TASK PROMPT: Pull out every line of the listing below where "this" appears.

(Records excerpted from a collection)
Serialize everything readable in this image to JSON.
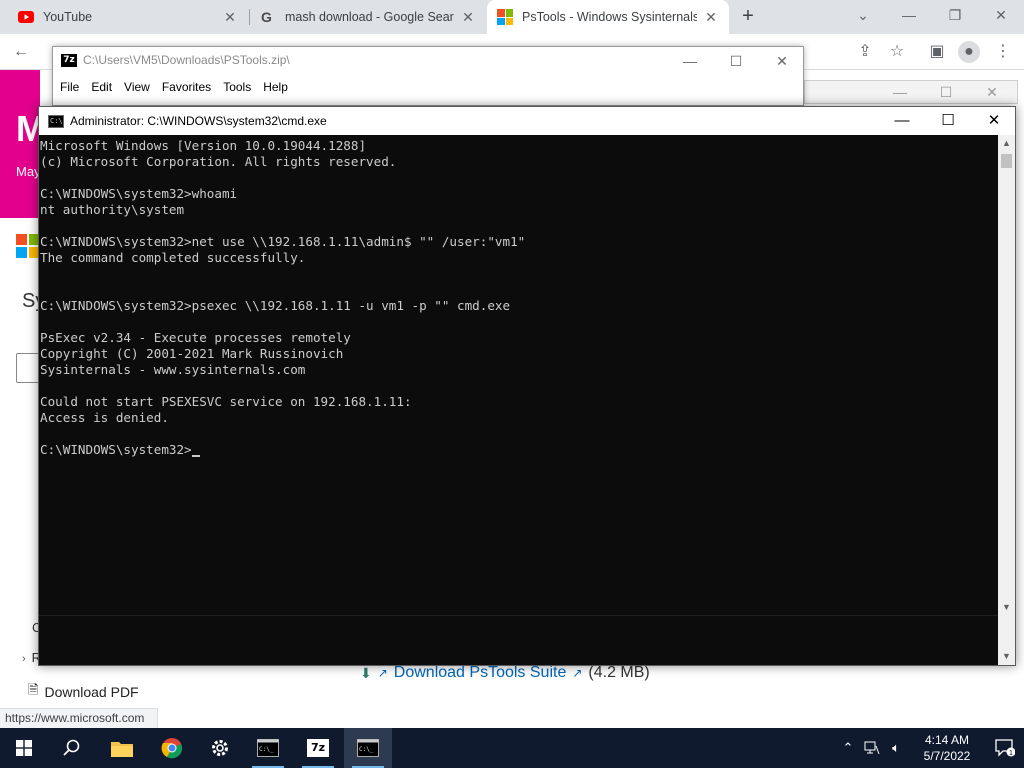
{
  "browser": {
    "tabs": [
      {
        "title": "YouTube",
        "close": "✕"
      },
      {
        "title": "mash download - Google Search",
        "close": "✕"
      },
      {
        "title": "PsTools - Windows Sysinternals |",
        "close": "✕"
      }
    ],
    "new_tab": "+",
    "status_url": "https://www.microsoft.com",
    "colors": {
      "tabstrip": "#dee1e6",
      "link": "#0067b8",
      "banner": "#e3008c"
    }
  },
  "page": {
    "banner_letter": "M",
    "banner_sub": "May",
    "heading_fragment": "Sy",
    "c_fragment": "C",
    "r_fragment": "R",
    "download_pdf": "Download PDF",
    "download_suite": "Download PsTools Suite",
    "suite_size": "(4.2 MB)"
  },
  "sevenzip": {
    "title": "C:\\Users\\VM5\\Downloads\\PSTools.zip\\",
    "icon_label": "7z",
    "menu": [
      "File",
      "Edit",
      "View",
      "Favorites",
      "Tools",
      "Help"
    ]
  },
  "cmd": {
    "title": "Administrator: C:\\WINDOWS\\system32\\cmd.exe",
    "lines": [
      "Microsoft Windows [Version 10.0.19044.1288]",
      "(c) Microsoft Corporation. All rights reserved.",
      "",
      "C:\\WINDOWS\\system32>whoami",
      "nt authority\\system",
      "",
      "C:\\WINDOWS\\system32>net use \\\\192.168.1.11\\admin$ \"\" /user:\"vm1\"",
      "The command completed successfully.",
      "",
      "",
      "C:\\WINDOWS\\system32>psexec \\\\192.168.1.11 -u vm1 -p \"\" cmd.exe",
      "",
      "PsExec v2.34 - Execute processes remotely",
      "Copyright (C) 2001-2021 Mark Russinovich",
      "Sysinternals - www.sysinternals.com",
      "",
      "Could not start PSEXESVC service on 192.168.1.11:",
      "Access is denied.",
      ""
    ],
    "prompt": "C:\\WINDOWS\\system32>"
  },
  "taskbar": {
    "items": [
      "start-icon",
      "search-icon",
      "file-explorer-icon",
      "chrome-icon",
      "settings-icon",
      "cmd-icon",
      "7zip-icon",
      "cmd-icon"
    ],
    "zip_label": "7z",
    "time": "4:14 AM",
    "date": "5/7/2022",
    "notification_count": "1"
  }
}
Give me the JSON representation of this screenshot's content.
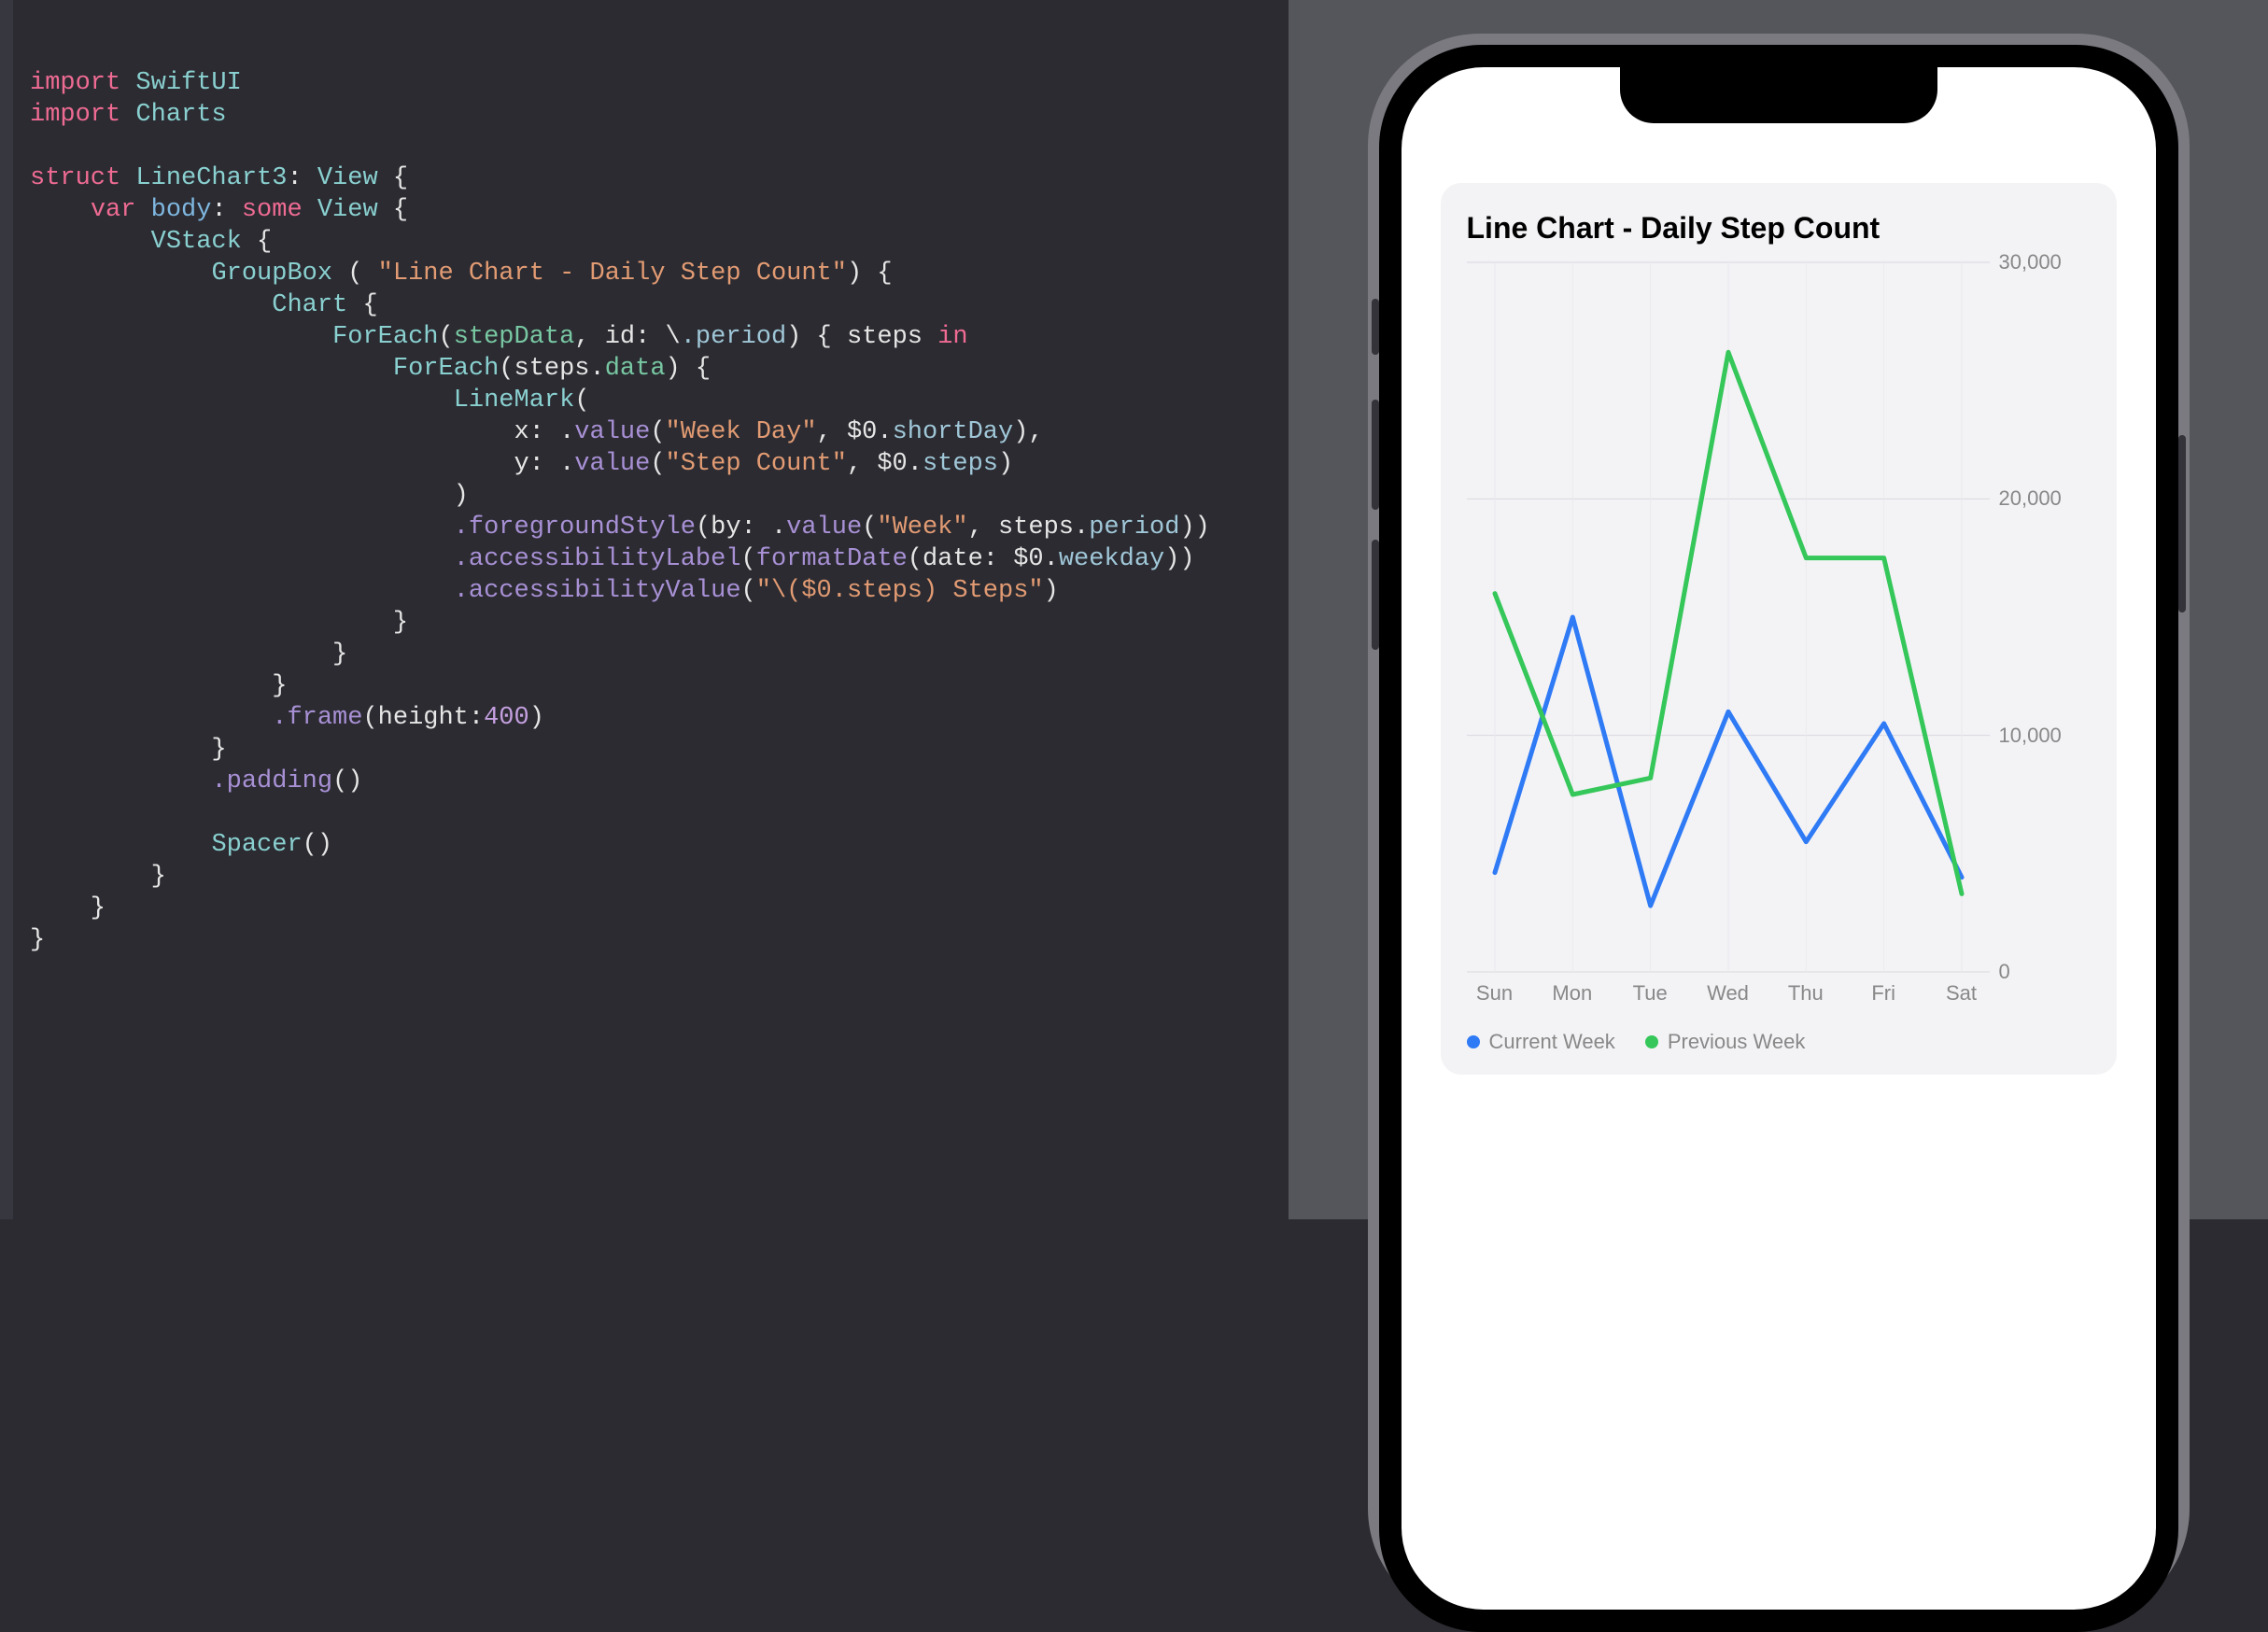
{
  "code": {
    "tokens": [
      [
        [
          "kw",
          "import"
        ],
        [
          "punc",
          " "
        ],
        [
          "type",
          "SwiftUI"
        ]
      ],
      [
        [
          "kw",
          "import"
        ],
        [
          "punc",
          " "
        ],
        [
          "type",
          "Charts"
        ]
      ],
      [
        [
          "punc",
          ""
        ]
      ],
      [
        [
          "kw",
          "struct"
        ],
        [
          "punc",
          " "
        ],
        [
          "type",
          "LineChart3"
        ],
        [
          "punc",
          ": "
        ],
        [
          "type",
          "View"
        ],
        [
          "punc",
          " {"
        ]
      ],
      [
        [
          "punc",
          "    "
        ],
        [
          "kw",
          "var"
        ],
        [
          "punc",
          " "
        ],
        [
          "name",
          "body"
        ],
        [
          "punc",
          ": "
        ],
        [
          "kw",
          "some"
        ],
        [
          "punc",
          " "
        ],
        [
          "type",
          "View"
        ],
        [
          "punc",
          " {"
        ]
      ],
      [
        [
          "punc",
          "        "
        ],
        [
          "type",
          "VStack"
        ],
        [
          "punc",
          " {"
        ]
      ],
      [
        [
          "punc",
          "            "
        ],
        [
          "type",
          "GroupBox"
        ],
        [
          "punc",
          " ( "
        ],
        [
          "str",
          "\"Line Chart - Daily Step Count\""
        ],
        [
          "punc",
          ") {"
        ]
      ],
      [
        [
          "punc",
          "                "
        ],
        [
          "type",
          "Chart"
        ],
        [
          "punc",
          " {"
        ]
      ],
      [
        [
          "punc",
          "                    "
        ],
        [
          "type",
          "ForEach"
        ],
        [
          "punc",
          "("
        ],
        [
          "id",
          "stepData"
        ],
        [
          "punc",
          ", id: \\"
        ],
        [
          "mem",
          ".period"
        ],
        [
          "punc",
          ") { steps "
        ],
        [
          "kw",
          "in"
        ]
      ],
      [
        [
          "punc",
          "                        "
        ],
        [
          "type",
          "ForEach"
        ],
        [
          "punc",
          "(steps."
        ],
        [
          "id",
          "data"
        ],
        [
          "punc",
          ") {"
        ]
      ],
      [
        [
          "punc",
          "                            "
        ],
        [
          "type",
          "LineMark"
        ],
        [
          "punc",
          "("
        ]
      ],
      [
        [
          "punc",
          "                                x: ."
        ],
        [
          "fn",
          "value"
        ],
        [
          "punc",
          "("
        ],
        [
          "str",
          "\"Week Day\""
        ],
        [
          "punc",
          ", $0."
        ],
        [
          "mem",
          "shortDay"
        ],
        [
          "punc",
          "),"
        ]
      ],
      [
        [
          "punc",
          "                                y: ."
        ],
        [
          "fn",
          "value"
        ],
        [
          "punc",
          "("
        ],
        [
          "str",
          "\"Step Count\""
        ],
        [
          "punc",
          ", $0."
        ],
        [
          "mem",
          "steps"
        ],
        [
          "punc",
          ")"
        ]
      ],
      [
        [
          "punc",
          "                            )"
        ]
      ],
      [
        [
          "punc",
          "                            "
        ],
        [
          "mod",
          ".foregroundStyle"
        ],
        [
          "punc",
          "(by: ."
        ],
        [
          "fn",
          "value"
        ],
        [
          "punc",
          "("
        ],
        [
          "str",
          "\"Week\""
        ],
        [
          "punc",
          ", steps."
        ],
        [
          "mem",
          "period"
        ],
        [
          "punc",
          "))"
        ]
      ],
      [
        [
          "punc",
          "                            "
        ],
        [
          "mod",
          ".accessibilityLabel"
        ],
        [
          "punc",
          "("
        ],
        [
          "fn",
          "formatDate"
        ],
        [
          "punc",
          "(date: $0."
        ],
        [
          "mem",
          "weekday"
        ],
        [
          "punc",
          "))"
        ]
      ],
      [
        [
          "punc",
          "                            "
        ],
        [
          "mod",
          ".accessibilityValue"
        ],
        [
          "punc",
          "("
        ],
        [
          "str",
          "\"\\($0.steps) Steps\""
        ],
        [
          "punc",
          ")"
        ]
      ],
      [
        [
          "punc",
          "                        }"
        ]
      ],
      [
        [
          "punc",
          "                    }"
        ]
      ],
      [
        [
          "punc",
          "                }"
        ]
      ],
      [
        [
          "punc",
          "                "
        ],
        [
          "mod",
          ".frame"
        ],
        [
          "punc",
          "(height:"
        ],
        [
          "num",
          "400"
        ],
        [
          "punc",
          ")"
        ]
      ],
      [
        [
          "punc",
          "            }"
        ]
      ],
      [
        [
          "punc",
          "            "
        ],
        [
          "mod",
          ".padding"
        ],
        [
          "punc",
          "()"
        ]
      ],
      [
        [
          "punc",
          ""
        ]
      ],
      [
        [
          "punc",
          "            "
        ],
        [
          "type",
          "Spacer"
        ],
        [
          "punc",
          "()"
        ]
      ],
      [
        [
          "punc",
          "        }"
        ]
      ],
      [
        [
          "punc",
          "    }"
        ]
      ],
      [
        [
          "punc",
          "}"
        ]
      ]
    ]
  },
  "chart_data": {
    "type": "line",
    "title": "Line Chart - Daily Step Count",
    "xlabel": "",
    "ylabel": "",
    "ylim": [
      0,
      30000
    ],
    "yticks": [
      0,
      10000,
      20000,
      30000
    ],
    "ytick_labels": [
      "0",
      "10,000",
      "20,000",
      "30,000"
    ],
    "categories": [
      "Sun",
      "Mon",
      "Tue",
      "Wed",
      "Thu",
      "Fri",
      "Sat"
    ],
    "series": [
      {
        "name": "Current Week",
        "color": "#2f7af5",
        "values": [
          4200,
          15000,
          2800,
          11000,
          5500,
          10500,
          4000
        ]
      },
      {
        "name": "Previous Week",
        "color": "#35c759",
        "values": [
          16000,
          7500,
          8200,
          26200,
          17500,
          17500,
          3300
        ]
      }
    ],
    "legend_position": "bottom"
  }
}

OUTPUT OF THE TASK:
Serialize everything readable in this image to JSON.
Give me the JSON representation of this screenshot's content.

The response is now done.